Stored records
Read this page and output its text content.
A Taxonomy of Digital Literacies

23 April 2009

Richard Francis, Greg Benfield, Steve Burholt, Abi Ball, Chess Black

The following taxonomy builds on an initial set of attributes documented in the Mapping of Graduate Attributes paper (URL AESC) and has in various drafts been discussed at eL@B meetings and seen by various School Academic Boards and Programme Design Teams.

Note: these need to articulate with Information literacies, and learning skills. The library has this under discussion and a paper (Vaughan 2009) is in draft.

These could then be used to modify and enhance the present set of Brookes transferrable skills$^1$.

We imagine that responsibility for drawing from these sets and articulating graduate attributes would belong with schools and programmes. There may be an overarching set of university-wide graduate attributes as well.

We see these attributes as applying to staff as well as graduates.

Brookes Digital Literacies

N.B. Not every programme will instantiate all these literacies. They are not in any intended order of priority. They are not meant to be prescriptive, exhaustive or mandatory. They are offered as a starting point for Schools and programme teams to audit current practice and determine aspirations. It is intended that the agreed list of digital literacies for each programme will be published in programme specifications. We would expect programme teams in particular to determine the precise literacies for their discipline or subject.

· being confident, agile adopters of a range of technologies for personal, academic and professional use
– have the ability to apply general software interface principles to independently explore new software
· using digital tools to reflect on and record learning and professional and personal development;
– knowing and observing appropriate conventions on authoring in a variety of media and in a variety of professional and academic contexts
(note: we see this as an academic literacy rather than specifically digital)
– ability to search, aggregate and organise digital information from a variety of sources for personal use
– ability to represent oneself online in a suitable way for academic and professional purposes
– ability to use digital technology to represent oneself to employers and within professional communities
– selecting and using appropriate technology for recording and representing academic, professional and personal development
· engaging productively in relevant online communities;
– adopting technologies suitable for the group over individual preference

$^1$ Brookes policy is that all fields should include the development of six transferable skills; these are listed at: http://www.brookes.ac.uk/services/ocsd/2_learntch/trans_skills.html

** Exercise prompt **
How many lines in the data contain the string "online"? Respond with the number only.

** Task answer **
2